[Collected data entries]
---+---
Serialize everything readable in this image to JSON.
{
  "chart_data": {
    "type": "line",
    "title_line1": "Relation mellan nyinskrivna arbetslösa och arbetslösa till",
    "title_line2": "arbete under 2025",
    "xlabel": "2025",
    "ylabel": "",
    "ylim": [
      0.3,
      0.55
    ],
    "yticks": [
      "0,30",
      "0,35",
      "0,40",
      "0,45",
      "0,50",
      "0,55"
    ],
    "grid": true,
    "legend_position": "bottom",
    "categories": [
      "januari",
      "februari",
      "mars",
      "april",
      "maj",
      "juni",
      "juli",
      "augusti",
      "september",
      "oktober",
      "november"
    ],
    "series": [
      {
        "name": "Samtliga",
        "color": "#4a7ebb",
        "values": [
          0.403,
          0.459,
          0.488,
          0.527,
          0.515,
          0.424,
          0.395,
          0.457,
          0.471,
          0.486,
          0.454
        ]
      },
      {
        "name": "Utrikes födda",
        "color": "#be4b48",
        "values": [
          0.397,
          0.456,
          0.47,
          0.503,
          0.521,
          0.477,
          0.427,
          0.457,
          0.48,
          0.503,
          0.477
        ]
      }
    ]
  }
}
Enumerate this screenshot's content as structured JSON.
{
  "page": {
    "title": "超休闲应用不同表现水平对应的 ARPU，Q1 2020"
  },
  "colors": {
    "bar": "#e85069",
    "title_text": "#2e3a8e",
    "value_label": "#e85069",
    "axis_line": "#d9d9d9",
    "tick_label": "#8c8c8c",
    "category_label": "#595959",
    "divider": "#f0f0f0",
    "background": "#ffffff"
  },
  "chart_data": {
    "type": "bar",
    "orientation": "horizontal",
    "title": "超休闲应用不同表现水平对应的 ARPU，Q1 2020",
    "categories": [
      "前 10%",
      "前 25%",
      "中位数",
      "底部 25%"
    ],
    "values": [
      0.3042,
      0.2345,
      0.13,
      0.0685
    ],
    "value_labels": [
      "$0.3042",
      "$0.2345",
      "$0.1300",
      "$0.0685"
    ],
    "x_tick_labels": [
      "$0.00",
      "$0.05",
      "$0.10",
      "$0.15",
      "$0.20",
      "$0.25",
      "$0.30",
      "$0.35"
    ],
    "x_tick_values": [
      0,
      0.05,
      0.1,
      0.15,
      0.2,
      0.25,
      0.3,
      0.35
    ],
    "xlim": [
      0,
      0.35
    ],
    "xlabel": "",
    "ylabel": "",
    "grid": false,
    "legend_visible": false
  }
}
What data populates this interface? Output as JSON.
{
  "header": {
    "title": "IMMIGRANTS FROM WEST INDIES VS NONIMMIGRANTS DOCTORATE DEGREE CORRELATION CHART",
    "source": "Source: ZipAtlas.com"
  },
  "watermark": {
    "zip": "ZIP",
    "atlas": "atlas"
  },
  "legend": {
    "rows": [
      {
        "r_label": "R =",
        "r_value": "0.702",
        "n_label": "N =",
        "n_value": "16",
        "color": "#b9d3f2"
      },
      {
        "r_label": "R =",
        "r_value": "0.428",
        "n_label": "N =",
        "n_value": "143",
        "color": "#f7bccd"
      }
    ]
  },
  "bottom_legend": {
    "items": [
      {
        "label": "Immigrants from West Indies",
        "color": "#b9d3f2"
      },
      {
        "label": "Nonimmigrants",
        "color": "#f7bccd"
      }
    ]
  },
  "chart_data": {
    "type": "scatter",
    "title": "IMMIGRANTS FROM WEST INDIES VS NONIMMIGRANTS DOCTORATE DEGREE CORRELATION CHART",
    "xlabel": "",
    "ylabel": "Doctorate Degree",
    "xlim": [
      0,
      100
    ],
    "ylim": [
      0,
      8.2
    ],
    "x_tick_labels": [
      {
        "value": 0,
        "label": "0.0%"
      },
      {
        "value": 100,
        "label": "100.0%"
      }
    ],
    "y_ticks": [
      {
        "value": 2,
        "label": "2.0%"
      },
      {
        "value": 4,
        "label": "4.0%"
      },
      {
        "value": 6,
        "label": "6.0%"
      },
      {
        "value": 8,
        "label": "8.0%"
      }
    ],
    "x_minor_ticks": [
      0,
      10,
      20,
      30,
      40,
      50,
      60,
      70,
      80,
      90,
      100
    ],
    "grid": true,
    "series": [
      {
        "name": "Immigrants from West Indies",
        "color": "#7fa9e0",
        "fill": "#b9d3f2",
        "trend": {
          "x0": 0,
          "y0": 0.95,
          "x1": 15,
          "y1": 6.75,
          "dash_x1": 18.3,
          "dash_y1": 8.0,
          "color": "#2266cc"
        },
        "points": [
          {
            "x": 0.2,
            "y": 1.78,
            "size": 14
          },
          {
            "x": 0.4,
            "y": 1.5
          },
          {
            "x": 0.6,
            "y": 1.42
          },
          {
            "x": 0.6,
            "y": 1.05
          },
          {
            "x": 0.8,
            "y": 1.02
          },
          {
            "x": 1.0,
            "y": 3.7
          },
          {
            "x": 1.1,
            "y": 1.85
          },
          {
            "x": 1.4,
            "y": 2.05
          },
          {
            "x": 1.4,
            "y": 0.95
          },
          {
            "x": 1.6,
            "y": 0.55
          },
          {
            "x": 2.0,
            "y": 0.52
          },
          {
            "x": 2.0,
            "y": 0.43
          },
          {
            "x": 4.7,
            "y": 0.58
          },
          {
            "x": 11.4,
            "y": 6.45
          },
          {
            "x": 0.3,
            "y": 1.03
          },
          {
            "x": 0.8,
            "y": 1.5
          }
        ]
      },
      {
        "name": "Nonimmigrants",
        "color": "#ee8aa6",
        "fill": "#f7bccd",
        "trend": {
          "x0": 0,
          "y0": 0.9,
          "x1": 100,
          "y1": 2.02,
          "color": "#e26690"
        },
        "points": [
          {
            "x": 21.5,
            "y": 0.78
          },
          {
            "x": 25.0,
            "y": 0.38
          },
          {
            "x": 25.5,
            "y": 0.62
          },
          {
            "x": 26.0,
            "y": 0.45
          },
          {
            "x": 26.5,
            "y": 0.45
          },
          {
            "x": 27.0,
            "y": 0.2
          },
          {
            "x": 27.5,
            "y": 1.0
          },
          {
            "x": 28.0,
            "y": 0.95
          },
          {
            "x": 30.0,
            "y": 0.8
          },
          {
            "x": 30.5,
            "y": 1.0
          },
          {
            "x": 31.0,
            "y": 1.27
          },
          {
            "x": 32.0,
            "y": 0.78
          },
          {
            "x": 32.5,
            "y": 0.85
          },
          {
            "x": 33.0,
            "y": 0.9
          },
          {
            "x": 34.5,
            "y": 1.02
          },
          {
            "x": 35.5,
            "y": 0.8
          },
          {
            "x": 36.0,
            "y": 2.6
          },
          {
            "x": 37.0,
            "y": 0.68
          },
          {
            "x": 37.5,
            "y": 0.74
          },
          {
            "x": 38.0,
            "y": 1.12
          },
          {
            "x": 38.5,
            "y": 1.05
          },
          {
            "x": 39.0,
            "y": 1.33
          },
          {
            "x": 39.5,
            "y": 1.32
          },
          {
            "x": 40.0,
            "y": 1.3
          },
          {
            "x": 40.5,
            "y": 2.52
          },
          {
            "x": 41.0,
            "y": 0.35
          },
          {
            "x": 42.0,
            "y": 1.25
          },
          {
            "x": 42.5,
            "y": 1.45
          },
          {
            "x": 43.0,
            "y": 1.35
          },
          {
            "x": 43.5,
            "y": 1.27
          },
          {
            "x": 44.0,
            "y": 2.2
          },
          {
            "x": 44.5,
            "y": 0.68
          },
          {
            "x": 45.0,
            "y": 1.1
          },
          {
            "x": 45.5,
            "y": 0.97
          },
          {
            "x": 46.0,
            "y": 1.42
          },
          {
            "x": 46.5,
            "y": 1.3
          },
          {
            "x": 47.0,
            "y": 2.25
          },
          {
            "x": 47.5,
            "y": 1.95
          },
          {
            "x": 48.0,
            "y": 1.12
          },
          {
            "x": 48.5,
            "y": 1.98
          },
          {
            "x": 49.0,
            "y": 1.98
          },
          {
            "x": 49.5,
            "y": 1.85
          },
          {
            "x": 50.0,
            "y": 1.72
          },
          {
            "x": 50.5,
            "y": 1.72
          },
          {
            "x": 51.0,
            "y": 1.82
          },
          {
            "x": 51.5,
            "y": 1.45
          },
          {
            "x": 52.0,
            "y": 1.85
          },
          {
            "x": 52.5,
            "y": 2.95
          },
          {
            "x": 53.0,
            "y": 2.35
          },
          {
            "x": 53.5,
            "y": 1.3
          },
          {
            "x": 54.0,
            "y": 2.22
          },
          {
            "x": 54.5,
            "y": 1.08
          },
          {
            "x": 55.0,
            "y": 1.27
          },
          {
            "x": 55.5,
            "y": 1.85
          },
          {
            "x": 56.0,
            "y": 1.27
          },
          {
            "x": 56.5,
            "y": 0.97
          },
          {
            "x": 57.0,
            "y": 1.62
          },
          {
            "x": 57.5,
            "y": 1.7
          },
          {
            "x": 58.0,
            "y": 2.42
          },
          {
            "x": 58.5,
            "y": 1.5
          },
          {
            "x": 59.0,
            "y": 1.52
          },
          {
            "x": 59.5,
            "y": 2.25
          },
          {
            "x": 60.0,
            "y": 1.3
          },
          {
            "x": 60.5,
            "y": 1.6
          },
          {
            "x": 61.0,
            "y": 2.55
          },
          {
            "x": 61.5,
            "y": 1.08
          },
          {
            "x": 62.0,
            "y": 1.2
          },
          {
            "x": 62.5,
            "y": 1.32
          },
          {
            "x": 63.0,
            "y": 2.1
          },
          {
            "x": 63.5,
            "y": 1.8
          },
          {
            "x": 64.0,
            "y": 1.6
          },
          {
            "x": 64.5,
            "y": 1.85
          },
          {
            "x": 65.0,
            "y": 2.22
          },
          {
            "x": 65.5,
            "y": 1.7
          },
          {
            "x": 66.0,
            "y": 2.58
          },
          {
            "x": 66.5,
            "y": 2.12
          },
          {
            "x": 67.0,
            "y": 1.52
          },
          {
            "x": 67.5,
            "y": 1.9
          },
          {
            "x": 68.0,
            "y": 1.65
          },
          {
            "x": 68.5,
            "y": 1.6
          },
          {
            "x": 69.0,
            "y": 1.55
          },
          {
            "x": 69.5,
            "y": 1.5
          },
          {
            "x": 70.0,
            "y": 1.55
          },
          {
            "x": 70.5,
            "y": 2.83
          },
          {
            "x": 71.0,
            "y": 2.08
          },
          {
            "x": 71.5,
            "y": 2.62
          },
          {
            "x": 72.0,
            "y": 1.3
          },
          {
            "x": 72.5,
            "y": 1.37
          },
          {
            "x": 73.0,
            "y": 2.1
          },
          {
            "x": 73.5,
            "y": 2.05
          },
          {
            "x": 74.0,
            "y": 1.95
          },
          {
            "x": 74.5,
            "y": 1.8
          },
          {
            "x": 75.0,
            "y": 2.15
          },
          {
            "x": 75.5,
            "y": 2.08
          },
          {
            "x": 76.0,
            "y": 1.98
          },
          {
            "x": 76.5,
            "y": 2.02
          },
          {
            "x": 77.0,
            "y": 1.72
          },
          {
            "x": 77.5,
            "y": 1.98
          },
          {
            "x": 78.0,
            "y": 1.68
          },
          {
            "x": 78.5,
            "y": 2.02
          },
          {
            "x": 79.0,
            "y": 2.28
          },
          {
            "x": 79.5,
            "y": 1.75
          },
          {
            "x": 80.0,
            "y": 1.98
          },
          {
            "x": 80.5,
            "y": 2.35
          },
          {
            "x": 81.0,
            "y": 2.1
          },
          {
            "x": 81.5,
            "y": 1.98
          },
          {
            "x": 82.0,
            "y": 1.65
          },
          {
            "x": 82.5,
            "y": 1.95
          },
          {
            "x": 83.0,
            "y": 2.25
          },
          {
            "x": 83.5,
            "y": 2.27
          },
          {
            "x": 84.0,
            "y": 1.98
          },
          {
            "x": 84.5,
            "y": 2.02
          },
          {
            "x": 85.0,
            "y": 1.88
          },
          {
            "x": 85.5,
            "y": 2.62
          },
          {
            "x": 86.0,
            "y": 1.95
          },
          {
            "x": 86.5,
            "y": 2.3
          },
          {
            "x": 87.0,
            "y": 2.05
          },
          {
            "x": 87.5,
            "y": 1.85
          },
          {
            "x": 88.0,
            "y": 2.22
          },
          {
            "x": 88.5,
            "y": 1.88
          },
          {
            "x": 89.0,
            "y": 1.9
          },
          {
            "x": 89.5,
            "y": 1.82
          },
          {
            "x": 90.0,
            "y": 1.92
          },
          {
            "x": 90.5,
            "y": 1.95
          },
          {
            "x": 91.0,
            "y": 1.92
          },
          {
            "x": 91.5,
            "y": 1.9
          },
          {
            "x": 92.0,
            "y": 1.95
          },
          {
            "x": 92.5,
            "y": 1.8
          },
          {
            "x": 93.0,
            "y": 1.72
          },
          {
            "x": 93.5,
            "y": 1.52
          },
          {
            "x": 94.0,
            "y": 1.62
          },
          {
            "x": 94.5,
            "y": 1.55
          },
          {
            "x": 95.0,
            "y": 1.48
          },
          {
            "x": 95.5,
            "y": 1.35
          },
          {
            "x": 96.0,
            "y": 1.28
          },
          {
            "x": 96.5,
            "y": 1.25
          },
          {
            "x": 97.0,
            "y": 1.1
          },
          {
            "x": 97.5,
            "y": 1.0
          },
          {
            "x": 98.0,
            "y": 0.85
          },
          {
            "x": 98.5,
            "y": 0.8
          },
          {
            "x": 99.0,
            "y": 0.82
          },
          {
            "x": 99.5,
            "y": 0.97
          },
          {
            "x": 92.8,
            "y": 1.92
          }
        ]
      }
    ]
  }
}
---+---
▶ _PROBLEM TO WORK ON_: Select and copy every line from the records that includes the word "this".

▶ _FULL ANSWER_:
Serialize everything readable in this image to JSON.
Enumerate this screenshot's content as structured JSON.
What data populates this interface? Output as JSON.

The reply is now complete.